Where the data below has the string "name", return the whole line.

Figure content listings:
+--

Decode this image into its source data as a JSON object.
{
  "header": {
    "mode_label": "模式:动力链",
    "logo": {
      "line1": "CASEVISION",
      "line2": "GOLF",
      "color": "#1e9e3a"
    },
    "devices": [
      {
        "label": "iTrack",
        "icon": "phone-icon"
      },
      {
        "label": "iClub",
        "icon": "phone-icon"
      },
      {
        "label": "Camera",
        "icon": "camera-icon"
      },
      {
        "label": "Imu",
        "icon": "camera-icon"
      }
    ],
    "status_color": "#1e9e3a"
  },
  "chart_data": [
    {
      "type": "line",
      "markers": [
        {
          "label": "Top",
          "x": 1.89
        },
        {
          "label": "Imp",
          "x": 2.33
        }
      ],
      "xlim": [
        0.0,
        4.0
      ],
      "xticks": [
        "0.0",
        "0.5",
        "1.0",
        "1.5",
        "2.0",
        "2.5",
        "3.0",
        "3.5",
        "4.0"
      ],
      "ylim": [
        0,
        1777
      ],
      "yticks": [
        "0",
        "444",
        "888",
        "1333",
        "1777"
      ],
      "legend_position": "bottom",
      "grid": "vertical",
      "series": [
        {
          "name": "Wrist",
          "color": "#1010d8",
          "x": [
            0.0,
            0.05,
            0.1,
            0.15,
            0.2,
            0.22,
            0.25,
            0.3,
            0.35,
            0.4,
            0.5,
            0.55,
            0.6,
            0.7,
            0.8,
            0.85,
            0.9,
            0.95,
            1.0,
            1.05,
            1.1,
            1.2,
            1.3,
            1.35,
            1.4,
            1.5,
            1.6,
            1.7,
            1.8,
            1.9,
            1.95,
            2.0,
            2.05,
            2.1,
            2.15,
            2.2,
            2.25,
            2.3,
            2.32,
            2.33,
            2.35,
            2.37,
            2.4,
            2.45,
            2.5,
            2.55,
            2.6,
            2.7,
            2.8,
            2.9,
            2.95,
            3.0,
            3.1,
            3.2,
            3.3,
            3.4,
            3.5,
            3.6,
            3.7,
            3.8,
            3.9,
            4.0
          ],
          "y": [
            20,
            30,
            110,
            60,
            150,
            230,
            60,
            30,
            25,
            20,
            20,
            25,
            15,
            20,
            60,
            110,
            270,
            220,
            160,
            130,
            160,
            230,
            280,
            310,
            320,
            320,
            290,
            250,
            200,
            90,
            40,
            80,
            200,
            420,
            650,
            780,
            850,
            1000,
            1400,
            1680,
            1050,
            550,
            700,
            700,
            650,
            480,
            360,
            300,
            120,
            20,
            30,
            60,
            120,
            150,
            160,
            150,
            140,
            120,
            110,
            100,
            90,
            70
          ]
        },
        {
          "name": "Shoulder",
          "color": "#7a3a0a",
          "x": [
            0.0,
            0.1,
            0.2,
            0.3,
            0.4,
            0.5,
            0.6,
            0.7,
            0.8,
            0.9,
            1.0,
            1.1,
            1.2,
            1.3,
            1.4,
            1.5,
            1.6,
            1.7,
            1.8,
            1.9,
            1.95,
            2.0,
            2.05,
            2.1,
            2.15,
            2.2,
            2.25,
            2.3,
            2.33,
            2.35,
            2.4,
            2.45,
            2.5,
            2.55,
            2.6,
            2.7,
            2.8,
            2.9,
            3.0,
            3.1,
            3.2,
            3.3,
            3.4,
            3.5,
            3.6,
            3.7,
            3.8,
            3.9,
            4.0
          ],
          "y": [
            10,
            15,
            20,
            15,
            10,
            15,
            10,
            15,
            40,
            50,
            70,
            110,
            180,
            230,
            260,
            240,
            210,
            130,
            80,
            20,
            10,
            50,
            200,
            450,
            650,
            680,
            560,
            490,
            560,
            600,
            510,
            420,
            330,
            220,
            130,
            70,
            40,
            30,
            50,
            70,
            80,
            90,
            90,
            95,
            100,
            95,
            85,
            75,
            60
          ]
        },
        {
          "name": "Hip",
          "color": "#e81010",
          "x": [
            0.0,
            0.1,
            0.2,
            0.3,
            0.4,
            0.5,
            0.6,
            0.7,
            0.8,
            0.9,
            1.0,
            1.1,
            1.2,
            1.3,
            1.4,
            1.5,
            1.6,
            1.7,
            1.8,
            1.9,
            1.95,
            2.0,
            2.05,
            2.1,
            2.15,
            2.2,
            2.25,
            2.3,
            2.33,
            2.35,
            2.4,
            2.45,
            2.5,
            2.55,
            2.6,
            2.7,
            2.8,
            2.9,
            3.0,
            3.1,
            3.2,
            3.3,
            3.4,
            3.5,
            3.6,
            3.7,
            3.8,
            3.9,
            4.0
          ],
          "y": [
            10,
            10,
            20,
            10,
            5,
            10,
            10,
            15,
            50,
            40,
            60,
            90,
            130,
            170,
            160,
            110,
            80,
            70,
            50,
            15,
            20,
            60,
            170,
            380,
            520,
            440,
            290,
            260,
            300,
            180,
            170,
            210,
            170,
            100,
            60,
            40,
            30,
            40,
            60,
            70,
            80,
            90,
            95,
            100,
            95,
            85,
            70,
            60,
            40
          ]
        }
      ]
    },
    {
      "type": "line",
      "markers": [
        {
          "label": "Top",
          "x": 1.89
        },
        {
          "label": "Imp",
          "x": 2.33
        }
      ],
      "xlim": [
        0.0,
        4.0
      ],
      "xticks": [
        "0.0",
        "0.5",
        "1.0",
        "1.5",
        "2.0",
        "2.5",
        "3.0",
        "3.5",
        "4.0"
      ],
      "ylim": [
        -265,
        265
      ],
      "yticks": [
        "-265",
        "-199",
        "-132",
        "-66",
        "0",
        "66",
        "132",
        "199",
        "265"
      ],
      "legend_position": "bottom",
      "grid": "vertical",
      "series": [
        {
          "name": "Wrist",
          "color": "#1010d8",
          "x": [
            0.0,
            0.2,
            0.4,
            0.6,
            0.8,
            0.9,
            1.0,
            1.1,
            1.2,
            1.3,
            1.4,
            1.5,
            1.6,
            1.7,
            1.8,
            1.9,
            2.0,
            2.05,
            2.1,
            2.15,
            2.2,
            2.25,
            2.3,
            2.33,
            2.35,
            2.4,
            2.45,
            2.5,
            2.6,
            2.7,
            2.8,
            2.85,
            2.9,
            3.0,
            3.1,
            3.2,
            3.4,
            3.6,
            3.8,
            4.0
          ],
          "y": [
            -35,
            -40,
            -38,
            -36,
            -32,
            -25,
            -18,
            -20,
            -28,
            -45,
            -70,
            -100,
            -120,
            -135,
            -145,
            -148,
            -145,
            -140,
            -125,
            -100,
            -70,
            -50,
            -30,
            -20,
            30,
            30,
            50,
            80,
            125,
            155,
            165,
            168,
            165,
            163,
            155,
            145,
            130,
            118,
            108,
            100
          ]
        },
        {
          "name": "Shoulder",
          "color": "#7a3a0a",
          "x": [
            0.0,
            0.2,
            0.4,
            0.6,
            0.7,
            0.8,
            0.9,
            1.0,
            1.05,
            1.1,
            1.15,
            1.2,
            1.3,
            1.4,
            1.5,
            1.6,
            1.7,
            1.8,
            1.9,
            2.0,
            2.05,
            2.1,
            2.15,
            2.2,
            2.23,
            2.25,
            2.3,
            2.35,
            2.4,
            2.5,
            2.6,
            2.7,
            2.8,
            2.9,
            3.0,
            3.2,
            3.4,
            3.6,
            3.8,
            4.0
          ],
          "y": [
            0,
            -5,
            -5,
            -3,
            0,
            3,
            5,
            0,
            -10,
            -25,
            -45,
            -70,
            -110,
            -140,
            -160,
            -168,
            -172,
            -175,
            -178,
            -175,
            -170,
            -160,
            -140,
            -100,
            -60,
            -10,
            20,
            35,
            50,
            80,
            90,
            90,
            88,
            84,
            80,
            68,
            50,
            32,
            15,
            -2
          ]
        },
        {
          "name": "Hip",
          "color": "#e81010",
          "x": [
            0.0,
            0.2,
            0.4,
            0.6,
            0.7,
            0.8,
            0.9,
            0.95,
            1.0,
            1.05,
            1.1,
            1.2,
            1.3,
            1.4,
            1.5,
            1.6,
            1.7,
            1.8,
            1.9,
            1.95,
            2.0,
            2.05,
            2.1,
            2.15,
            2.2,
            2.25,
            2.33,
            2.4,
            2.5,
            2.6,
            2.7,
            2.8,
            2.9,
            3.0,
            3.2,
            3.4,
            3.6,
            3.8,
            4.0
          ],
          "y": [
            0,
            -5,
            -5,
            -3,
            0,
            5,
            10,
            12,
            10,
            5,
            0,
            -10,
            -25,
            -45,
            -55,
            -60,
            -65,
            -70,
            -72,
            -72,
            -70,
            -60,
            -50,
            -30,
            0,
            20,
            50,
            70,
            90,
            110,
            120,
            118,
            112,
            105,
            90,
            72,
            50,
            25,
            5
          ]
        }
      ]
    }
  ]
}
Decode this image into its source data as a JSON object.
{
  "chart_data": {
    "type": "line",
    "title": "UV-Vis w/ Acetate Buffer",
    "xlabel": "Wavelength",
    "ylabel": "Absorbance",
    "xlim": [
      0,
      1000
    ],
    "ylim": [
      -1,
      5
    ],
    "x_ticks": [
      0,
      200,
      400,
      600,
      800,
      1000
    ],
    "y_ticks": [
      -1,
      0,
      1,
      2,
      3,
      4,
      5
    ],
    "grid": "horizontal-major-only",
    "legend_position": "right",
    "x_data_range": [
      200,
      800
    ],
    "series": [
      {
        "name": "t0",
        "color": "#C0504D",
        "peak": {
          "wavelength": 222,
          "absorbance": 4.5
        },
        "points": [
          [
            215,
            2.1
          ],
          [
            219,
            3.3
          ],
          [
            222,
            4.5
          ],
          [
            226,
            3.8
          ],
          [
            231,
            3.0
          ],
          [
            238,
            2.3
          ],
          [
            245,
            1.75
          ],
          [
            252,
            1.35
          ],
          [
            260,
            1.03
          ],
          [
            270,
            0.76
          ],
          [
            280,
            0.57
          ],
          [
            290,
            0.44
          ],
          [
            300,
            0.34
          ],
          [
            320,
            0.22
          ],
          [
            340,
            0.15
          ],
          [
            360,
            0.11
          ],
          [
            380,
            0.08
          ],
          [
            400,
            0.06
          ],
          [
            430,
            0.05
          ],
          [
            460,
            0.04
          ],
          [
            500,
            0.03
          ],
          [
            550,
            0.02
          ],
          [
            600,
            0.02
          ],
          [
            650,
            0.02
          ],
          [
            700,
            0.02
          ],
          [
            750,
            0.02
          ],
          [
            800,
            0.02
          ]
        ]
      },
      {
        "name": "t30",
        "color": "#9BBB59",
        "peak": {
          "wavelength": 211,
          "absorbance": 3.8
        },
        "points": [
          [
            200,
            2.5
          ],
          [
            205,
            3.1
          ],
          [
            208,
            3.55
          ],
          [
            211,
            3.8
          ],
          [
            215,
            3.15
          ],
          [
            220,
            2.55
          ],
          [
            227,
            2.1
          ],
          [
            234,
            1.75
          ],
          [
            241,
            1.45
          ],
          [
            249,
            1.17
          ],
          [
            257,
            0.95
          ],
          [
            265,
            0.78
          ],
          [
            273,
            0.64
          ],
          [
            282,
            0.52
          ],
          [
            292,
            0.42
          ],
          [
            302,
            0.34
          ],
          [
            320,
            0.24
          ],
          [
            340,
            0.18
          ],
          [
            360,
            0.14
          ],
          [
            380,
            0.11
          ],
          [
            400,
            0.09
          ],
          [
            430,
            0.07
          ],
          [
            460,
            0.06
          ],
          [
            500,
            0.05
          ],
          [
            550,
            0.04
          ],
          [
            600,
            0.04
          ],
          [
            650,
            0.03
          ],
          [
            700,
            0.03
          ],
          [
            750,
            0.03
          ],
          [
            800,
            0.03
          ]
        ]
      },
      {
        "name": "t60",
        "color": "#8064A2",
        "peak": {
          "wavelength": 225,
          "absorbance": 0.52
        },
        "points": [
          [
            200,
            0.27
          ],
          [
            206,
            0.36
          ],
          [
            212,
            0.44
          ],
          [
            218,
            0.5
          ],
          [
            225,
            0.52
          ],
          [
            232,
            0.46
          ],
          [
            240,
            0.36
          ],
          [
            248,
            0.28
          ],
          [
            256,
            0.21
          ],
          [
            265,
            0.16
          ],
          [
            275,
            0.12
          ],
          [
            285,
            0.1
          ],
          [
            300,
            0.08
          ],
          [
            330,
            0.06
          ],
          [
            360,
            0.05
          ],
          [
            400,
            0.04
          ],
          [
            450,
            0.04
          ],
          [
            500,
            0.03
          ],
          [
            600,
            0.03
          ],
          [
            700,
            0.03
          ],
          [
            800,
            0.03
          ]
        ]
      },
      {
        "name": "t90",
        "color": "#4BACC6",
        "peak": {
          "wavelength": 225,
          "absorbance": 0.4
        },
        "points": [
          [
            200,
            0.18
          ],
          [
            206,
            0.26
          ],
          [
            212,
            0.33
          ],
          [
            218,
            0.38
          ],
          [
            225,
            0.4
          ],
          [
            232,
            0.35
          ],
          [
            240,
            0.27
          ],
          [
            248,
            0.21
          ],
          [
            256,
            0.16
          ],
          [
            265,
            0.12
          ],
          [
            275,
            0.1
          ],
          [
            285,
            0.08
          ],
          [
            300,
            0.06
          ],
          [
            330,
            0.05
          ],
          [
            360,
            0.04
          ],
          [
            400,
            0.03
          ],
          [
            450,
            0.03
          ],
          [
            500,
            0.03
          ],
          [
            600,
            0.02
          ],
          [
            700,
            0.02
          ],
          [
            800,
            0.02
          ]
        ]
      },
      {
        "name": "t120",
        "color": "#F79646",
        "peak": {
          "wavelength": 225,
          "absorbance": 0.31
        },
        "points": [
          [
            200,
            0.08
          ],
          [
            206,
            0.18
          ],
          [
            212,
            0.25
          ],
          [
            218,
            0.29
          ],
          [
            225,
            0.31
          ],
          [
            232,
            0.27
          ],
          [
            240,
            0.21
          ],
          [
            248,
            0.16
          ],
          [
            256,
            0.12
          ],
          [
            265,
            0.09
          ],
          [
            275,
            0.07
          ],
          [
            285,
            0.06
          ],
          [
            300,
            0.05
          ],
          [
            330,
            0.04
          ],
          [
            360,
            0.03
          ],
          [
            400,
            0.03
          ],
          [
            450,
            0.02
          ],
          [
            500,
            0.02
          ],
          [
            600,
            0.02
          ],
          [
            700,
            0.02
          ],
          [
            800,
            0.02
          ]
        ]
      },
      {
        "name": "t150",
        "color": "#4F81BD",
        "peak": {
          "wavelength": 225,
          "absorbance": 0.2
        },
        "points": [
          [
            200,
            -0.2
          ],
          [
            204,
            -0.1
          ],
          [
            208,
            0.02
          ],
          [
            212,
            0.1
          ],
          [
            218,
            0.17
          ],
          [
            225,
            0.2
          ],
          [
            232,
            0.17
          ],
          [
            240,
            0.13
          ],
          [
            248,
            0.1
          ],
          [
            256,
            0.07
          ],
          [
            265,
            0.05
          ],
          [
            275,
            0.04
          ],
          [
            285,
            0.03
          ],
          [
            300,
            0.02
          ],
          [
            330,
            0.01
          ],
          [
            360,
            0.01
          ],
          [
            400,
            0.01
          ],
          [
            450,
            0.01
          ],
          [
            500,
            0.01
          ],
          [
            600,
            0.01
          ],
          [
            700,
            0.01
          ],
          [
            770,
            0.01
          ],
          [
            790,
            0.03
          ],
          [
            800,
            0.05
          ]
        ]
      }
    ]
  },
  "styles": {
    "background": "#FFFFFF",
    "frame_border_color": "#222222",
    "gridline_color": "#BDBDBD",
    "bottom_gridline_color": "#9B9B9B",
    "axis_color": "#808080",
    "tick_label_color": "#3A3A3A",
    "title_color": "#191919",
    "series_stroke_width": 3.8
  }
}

+--

**Solution**:
          "name": "Wrist",
          "name": "Shoulder",
          "name": "Hip",
          "name": "Wrist",
          "name": "Shoulder",
          "name": "Hip",
        "name": "t0",
        "name": "t30",
        "name": "t60",
        "name": "t90",
        "name": "t120",
        "name": "t150",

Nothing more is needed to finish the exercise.